= Directions for this task =
Isolate every line in the records below with "Member" in it.
──────── Input rows
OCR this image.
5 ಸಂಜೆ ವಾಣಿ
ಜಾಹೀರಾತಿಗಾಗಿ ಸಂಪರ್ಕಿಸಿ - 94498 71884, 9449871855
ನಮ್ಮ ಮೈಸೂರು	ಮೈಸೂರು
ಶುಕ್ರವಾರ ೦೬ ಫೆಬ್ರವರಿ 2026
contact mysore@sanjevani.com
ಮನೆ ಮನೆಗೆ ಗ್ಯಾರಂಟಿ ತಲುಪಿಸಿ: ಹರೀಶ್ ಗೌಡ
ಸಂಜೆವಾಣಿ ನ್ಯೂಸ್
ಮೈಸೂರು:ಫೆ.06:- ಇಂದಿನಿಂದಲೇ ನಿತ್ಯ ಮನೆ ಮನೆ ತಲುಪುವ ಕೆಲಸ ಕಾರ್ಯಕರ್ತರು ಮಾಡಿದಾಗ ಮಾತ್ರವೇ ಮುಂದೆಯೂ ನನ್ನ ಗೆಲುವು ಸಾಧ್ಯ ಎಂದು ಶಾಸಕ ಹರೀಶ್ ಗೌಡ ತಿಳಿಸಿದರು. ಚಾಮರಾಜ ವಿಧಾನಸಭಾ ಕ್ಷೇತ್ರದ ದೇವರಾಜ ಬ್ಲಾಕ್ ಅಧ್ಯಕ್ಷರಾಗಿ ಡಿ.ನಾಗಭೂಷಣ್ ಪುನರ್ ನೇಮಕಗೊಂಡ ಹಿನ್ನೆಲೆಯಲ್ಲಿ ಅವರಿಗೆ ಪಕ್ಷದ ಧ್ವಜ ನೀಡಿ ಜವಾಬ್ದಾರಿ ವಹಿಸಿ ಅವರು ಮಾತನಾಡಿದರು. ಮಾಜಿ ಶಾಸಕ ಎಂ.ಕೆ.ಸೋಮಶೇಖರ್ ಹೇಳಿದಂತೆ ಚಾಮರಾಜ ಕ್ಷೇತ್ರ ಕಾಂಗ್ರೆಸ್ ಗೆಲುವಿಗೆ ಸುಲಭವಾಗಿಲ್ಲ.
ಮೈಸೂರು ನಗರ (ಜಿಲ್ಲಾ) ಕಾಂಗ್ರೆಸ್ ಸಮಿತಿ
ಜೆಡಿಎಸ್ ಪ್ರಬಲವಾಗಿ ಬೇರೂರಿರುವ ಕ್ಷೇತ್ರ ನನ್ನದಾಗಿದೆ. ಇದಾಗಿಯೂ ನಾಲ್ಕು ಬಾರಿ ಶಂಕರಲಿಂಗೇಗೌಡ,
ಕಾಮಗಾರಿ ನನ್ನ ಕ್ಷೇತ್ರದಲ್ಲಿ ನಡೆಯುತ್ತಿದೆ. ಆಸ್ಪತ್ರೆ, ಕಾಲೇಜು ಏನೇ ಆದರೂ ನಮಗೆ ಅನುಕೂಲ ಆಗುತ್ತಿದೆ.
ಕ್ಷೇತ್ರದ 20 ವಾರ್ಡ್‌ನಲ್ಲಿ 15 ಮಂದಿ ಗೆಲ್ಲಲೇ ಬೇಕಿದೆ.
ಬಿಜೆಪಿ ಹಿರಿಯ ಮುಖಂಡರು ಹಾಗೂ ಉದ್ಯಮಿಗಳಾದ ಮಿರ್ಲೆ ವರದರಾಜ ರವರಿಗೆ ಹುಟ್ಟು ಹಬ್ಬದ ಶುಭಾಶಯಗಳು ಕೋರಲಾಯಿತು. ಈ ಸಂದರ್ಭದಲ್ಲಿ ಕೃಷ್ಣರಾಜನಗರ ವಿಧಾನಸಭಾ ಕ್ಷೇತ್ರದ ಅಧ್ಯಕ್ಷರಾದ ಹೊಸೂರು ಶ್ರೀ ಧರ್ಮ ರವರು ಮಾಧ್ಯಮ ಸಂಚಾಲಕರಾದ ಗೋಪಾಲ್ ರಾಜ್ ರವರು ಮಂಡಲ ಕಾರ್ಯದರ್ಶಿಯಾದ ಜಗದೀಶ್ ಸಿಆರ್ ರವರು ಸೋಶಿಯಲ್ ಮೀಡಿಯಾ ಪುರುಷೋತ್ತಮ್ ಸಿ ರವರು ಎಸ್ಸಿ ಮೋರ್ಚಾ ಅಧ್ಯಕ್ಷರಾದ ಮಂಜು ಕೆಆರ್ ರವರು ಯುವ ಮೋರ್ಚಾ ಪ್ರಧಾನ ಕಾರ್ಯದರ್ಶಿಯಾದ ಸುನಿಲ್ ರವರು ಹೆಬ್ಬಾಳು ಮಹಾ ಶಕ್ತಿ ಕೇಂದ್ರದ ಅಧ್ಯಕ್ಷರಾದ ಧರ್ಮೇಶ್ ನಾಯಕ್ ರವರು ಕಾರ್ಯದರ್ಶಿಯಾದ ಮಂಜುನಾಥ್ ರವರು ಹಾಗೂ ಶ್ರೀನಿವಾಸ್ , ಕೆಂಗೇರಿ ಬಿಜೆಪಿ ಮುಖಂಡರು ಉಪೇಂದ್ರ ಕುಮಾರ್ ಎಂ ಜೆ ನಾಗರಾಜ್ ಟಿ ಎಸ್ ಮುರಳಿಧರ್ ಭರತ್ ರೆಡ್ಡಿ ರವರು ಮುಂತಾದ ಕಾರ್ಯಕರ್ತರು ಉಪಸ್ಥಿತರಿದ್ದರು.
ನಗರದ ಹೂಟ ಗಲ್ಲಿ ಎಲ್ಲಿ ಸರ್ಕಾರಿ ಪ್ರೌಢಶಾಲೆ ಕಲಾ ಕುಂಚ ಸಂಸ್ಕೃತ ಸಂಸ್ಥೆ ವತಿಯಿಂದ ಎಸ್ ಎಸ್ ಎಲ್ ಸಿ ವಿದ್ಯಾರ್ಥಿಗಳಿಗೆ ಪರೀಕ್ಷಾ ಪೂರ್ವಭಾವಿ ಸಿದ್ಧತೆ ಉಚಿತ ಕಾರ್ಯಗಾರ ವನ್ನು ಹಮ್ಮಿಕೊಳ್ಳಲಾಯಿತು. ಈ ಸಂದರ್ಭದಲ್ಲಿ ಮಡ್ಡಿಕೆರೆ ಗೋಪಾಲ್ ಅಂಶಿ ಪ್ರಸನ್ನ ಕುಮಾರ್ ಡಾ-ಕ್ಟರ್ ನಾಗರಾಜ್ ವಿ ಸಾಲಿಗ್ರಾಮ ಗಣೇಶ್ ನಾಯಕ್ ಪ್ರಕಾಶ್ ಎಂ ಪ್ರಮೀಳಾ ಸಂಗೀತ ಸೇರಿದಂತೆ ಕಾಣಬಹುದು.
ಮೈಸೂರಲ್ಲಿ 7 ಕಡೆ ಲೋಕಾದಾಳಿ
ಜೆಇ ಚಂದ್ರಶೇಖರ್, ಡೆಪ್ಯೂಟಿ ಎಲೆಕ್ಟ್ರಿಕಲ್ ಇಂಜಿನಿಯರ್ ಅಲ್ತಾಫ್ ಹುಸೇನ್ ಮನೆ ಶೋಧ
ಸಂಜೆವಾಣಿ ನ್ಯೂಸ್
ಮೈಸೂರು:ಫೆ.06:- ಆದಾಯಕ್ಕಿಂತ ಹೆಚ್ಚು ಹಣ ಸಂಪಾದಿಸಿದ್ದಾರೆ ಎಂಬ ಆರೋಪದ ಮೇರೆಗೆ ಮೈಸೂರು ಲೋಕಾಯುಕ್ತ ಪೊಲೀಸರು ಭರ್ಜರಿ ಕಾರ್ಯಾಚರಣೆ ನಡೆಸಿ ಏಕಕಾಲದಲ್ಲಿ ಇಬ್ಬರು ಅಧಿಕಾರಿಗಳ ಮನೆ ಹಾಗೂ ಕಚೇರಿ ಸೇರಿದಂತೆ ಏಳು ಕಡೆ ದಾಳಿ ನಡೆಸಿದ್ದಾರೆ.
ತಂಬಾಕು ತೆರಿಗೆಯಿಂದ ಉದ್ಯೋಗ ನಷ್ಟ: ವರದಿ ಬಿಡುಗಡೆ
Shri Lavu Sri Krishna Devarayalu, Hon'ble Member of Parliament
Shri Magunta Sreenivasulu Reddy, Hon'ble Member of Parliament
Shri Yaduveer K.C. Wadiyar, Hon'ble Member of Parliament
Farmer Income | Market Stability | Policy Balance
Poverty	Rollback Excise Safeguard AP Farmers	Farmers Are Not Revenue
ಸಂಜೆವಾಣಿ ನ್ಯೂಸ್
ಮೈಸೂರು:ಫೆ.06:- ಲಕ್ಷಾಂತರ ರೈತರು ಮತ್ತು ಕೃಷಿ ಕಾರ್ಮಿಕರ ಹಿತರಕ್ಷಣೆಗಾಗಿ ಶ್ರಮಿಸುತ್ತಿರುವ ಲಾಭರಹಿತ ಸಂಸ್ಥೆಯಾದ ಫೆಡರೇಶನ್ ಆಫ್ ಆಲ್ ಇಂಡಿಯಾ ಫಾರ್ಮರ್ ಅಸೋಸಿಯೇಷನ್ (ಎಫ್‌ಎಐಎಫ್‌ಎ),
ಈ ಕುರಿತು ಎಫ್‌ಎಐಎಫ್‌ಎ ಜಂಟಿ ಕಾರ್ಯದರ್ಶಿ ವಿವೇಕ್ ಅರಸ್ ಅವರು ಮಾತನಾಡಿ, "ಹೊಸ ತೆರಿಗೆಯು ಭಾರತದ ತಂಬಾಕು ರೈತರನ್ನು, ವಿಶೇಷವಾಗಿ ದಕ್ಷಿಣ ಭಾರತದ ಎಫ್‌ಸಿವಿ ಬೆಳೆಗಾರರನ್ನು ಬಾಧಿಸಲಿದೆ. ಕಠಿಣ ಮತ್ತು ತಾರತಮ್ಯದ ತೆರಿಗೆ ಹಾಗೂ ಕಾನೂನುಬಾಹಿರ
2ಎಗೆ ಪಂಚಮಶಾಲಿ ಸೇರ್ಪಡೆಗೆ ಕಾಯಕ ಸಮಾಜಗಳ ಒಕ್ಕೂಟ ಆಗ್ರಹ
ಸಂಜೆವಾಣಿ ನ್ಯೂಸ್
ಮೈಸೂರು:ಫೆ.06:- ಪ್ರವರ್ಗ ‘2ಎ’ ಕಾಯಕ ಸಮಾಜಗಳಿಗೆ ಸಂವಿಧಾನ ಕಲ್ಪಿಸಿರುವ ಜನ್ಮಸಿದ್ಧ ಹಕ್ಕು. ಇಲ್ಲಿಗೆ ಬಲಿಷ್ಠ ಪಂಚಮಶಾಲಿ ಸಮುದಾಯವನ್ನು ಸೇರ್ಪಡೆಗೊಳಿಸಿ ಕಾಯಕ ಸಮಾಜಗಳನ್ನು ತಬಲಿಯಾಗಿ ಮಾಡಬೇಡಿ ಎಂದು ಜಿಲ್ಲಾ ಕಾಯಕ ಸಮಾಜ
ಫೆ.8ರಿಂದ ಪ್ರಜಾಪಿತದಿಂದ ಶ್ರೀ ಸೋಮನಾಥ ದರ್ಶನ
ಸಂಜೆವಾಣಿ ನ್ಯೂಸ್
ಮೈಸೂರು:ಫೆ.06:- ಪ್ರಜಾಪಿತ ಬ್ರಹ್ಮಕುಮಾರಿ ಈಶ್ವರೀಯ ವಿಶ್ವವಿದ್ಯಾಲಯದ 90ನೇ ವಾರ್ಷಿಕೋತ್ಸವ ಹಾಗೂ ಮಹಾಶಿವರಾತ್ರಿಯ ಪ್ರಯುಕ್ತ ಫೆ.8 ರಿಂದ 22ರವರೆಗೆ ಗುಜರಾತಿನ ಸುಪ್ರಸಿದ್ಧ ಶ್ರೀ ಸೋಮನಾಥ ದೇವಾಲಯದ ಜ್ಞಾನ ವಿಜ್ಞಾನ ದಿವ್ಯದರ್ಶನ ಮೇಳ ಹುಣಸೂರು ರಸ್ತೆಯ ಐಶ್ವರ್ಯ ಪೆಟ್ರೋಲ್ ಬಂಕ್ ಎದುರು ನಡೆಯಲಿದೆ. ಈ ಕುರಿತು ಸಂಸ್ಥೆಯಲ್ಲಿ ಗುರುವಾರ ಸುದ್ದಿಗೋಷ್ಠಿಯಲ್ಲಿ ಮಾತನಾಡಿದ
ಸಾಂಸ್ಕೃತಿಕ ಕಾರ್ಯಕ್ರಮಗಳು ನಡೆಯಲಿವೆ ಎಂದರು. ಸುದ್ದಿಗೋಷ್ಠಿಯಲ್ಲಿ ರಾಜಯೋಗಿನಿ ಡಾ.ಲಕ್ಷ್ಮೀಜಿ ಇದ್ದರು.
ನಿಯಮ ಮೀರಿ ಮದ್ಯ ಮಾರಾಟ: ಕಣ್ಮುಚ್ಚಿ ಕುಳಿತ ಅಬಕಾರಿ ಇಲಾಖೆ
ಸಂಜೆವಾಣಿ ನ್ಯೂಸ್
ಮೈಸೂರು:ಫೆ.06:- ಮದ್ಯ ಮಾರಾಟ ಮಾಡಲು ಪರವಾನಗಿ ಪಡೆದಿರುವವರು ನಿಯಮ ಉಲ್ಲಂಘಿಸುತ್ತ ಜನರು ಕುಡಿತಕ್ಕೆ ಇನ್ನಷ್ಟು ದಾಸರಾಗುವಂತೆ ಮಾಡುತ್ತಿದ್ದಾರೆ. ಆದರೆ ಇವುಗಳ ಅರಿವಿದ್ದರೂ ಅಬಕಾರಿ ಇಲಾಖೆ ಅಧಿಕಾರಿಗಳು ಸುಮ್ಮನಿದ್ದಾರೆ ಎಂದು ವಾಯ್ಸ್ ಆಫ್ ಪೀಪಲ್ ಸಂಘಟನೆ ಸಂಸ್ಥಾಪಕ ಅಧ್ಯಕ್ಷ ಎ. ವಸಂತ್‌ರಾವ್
────────────────
= Reply to the task =
Shri Lavu Sri Krishna Devarayalu, Hon'ble Member of Parliament
Shri Magunta Sreenivasulu Reddy, Hon'ble Member of Parliament
Shri Yaduveer K.C. Wadiyar, Hon'ble Member of Parliament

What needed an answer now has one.